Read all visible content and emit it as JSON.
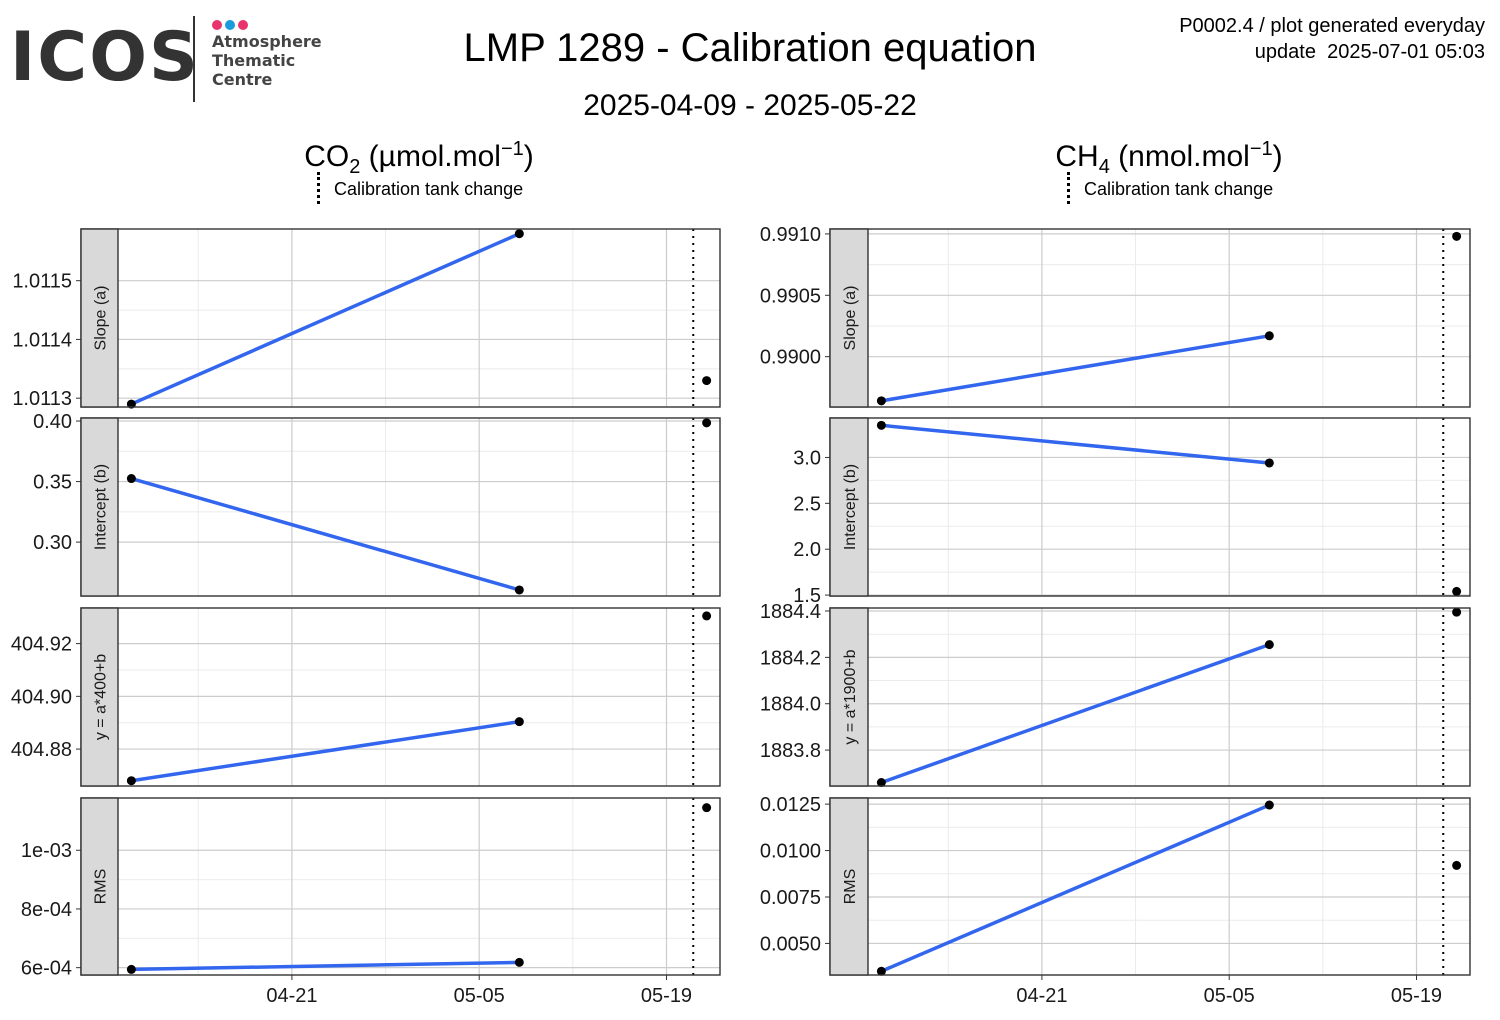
{
  "header": {
    "logo_word": "ICOS",
    "logo_lines": [
      "Atmosphere",
      "Thematic",
      "Centre"
    ],
    "logo_dot_colors": [
      "#e8336d",
      "#1a9bdc",
      "#e8336d"
    ],
    "title": "LMP 1289 - Calibration equation",
    "subtitle": "2025-04-09 - 2025-05-22",
    "meta_line1": "P0002.4 / plot generated everyday",
    "meta_line2": "update  2025-07-01 05:03"
  },
  "columns": [
    {
      "gas": "CO",
      "gas_sub": "2",
      "unit": " (µmol.mol",
      "unit_sup": "−1",
      "unit_end": ")",
      "legend": "Calibration tank change"
    },
    {
      "gas": "CH",
      "gas_sub": "4",
      "unit": " (nmol.mol",
      "unit_sup": "−1",
      "unit_end": ")",
      "legend": "Calibration tank change"
    }
  ],
  "colors": {
    "line": "#3366ee",
    "point": "#000000",
    "strip_bg": "#d9d9d9",
    "grid_major": "#cccccc",
    "grid_minor": "#ebebeb"
  },
  "chart_data": {
    "type": "line",
    "facet_rows": [
      "Slope (a)",
      "Intercept (b)",
      "y = a*400+b",
      "RMS"
    ],
    "facet_rows_ch4": [
      "Slope (a)",
      "Intercept (b)",
      "y = a*1900+b",
      "RMS"
    ],
    "x_ticks": [
      "04-21",
      "05-05",
      "05-19"
    ],
    "x_tick_dates": [
      "2025-04-21",
      "2025-05-05",
      "2025-05-19"
    ],
    "xlim": [
      "2025-04-08",
      "2025-05-23"
    ],
    "calibration_tank_change": "2025-05-21",
    "dates": [
      "2025-04-09",
      "2025-05-08",
      "2025-05-22"
    ],
    "panels": [
      {
        "col": 0,
        "row": 0,
        "values": [
          1.01129,
          1.01158,
          1.01133
        ],
        "ylim": [
          1.011285,
          1.011588
        ],
        "ticks": [
          1.0113,
          1.0114,
          1.0115
        ],
        "tick_labels": [
          "1.0113",
          "1.0114",
          "1.0115"
        ]
      },
      {
        "col": 0,
        "row": 1,
        "values": [
          0.3525,
          0.2605,
          0.3985
        ],
        "ylim": [
          0.2555,
          0.4025
        ],
        "ticks": [
          0.3,
          0.35,
          0.4
        ],
        "tick_labels": [
          "0.30",
          "0.35",
          "0.40"
        ]
      },
      {
        "col": 0,
        "row": 2,
        "values": [
          404.868,
          404.8904,
          404.9305
        ],
        "ylim": [
          404.866,
          404.9335
        ],
        "ticks": [
          404.88,
          404.9,
          404.92
        ],
        "tick_labels": [
          "404.88",
          "404.90",
          "404.92"
        ]
      },
      {
        "col": 0,
        "row": 3,
        "values": [
          0.000594,
          0.000618,
          0.001145
        ],
        "ylim": [
          0.000575,
          0.001178
        ],
        "ticks": [
          0.0006,
          0.0008,
          0.001
        ],
        "tick_labels": [
          "6e-04",
          "8e-04",
          "1e-03"
        ]
      },
      {
        "col": 1,
        "row": 0,
        "values": [
          0.98964,
          0.99017,
          0.99098
        ],
        "ylim": [
          0.98959,
          0.99104
        ],
        "ticks": [
          0.99,
          0.9905,
          0.991
        ],
        "tick_labels": [
          "0.9900",
          "0.9905",
          "0.9910"
        ]
      },
      {
        "col": 1,
        "row": 1,
        "values": [
          3.35,
          2.94,
          1.54
        ],
        "ylim": [
          1.49,
          3.43
        ],
        "ticks": [
          1.5,
          2.0,
          2.5,
          3.0
        ],
        "tick_labels": [
          "1.5",
          "2.0",
          "2.5",
          "3.0"
        ]
      },
      {
        "col": 1,
        "row": 2,
        "values": [
          1883.66,
          1884.255,
          1884.395
        ],
        "ylim": [
          1883.645,
          1884.413
        ],
        "ticks": [
          1883.8,
          1884.0,
          1884.2,
          1884.4
        ],
        "tick_labels": [
          "1883.8",
          "1884.0",
          "1884.2",
          "1884.4"
        ]
      },
      {
        "col": 1,
        "row": 3,
        "values": [
          0.0035,
          0.01245,
          0.0092
        ],
        "ylim": [
          0.0033,
          0.01283
        ],
        "ticks": [
          0.005,
          0.0075,
          0.01,
          0.0125
        ],
        "tick_labels": [
          "0.0050",
          "0.0075",
          "0.0100",
          "0.0125"
        ]
      }
    ]
  }
}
┄┄┄┄┄┄┄┄┄┄
* PROBLEM:
Omit each picture, then return all of the listing exactly as it stands.

* ANSWER TO THIS PROBLEM:
Read all visible content and emit it as JSON.
{
  "header": {
    "logo_word": "ICOS",
    "logo_lines": [
      "Atmosphere",
      "Thematic",
      "Centre"
    ],
    "logo_dot_colors": [
      "#e8336d",
      "#1a9bdc",
      "#e8336d"
    ],
    "title": "LMP 1289 - Calibration equation",
    "subtitle": "2025-04-09 - 2025-05-22",
    "meta_line1": "P0002.4 / plot generated everyday",
    "meta_line2": "update  2025-07-01 05:03"
  },
  "columns": [
    {
      "gas": "CO",
      "gas_sub": "2",
      "unit": " (µmol.mol",
      "unit_sup": "−1",
      "unit_end": ")",
      "legend": "Calibration tank change"
    },
    {
      "gas": "CH",
      "gas_sub": "4",
      "unit": " (nmol.mol",
      "unit_sup": "−1",
      "unit_end": ")",
      "legend": "Calibration tank change"
    }
  ],
  "colors": {
    "line": "#3366ee",
    "point": "#000000",
    "strip_bg": "#d9d9d9",
    "grid_major": "#cccccc",
    "grid_minor": "#ebebeb"
  },
  "chart_data": {
    "type": "line",
    "facet_rows": [
      "Slope (a)",
      "Intercept (b)",
      "y = a*400+b",
      "RMS"
    ],
    "facet_rows_ch4": [
      "Slope (a)",
      "Intercept (b)",
      "y = a*1900+b",
      "RMS"
    ],
    "x_ticks": [
      "04-21",
      "05-05",
      "05-19"
    ],
    "x_tick_dates": [
      "2025-04-21",
      "2025-05-05",
      "2025-05-19"
    ],
    "xlim": [
      "2025-04-08",
      "2025-05-23"
    ],
    "calibration_tank_change": "2025-05-21",
    "dates": [
      "2025-04-09",
      "2025-05-08",
      "2025-05-22"
    ],
    "panels": [
      {
        "col": 0,
        "row": 0,
        "values": [
          1.01129,
          1.01158,
          1.01133
        ],
        "ylim": [
          1.011285,
          1.011588
        ],
        "ticks": [
          1.0113,
          1.0114,
          1.0115
        ],
        "tick_labels": [
          "1.0113",
          "1.0114",
          "1.0115"
        ]
      },
      {
        "col": 0,
        "row": 1,
        "values": [
          0.3525,
          0.2605,
          0.3985
        ],
        "ylim": [
          0.2555,
          0.4025
        ],
        "ticks": [
          0.3,
          0.35,
          0.4
        ],
        "tick_labels": [
          "0.30",
          "0.35",
          "0.40"
        ]
      },
      {
        "col": 0,
        "row": 2,
        "values": [
          404.868,
          404.8904,
          404.9305
        ],
        "ylim": [
          404.866,
          404.9335
        ],
        "ticks": [
          404.88,
          404.9,
          404.92
        ],
        "tick_labels": [
          "404.88",
          "404.90",
          "404.92"
        ]
      },
      {
        "col": 0,
        "row": 3,
        "values": [
          0.000594,
          0.000618,
          0.001145
        ],
        "ylim": [
          0.000575,
          0.001178
        ],
        "ticks": [
          0.0006,
          0.0008,
          0.001
        ],
        "tick_labels": [
          "6e-04",
          "8e-04",
          "1e-03"
        ]
      },
      {
        "col": 1,
        "row": 0,
        "values": [
          0.98964,
          0.99017,
          0.99098
        ],
        "ylim": [
          0.98959,
          0.99104
        ],
        "ticks": [
          0.99,
          0.9905,
          0.991
        ],
        "tick_labels": [
          "0.9900",
          "0.9905",
          "0.9910"
        ]
      },
      {
        "col": 1,
        "row": 1,
        "values": [
          3.35,
          2.94,
          1.54
        ],
        "ylim": [
          1.49,
          3.43
        ],
        "ticks": [
          1.5,
          2.0,
          2.5,
          3.0
        ],
        "tick_labels": [
          "1.5",
          "2.0",
          "2.5",
          "3.0"
        ]
      },
      {
        "col": 1,
        "row": 2,
        "values": [
          1883.66,
          1884.255,
          1884.395
        ],
        "ylim": [
          1883.645,
          1884.413
        ],
        "ticks": [
          1883.8,
          1884.0,
          1884.2,
          1884.4
        ],
        "tick_labels": [
          "1883.8",
          "1884.0",
          "1884.2",
          "1884.4"
        ]
      },
      {
        "col": 1,
        "row": 3,
        "values": [
          0.0035,
          0.01245,
          0.0092
        ],
        "ylim": [
          0.0033,
          0.01283
        ],
        "ticks": [
          0.005,
          0.0075,
          0.01,
          0.0125
        ],
        "tick_labels": [
          "0.0050",
          "0.0075",
          "0.0100",
          "0.0125"
        ]
      }
    ]
  }
}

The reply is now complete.